> [Given problem]: Every record must be written out once more, with nothing added or omitted.

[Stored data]

____________

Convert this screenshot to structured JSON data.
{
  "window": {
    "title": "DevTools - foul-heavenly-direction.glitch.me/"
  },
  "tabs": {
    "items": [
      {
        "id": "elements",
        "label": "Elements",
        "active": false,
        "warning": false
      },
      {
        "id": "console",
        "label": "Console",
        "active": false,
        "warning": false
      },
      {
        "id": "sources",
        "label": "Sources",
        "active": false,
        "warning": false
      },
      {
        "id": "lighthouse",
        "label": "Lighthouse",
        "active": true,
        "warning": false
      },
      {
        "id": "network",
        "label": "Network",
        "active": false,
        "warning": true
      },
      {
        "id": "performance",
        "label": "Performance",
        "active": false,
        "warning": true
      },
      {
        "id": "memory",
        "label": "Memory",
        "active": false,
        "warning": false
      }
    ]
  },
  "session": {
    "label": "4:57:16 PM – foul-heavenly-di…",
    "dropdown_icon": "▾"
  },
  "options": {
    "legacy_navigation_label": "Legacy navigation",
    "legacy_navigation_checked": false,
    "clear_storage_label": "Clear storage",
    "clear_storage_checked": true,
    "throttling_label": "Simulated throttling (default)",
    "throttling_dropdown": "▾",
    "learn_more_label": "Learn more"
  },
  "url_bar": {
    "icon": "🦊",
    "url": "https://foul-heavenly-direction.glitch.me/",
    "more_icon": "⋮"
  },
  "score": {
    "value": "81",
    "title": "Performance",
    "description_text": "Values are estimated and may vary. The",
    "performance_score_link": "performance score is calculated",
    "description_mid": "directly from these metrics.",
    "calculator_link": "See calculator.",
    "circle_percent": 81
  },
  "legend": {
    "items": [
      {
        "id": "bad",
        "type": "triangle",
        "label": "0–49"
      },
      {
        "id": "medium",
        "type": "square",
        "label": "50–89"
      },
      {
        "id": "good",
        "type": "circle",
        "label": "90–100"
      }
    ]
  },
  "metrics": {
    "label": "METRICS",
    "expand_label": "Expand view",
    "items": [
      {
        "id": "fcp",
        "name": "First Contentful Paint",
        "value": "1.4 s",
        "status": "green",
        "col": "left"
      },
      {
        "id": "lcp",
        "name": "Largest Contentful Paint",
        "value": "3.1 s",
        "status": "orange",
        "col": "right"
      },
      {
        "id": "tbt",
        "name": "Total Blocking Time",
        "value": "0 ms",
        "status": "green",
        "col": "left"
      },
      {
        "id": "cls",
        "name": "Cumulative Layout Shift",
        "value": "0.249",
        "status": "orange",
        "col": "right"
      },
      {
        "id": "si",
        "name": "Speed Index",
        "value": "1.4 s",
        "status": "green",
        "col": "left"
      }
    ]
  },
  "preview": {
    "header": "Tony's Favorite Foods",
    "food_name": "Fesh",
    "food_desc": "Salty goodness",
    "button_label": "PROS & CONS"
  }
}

____________

> [Full solution]:
Convert this screenshot to structured JSON data.
{
  "window": {
    "title": "DevTools - foul-heavenly-direction.glitch.me/"
  },
  "tabs": {
    "items": [
      {
        "id": "elements",
        "label": "Elements",
        "active": false,
        "warning": false
      },
      {
        "id": "console",
        "label": "Console",
        "active": false,
        "warning": false
      },
      {
        "id": "sources",
        "label": "Sources",
        "active": false,
        "warning": false
      },
      {
        "id": "lighthouse",
        "label": "Lighthouse",
        "active": true,
        "warning": false
      },
      {
        "id": "network",
        "label": "Network",
        "active": false,
        "warning": true
      },
      {
        "id": "performance",
        "label": "Performance",
        "active": false,
        "warning": true
      },
      {
        "id": "memory",
        "label": "Memory",
        "active": false,
        "warning": false
      }
    ]
  },
  "session": {
    "label": "4:57:16 PM – foul-heavenly-di…",
    "dropdown_icon": "▾"
  },
  "options": {
    "legacy_navigation_label": "Legacy navigation",
    "legacy_navigation_checked": false,
    "clear_storage_label": "Clear storage",
    "clear_storage_checked": true,
    "throttling_label": "Simulated throttling (default)",
    "throttling_dropdown": "▾",
    "learn_more_label": "Learn more"
  },
  "url_bar": {
    "icon": "🦊",
    "url": "https://foul-heavenly-direction.glitch.me/",
    "more_icon": "⋮"
  },
  "score": {
    "value": "81",
    "title": "Performance",
    "description_text": "Values are estimated and may vary. The",
    "performance_score_link": "performance score is calculated",
    "description_mid": "directly from these metrics.",
    "calculator_link": "See calculator.",
    "circle_percent": 81
  },
  "legend": {
    "items": [
      {
        "id": "bad",
        "type": "triangle",
        "label": "0–49"
      },
      {
        "id": "medium",
        "type": "square",
        "label": "50–89"
      },
      {
        "id": "good",
        "type": "circle",
        "label": "90–100"
      }
    ]
  },
  "metrics": {
    "label": "METRICS",
    "expand_label": "Expand view",
    "items": [
      {
        "id": "fcp",
        "name": "First Contentful Paint",
        "value": "1.4 s",
        "status": "green",
        "col": "left"
      },
      {
        "id": "lcp",
        "name": "Largest Contentful Paint",
        "value": "3.1 s",
        "status": "orange",
        "col": "right"
      },
      {
        "id": "tbt",
        "name": "Total Blocking Time",
        "value": "0 ms",
        "status": "green",
        "col": "left"
      },
      {
        "id": "cls",
        "name": "Cumulative Layout Shift",
        "value": "0.249",
        "status": "orange",
        "col": "right"
      },
      {
        "id": "si",
        "name": "Speed Index",
        "value": "1.4 s",
        "status": "green",
        "col": "left"
      }
    ]
  },
  "preview": {
    "header": "Tony's Favorite Foods",
    "food_name": "Fesh",
    "food_desc": "Salty goodness",
    "button_label": "PROS & CONS"
  }
}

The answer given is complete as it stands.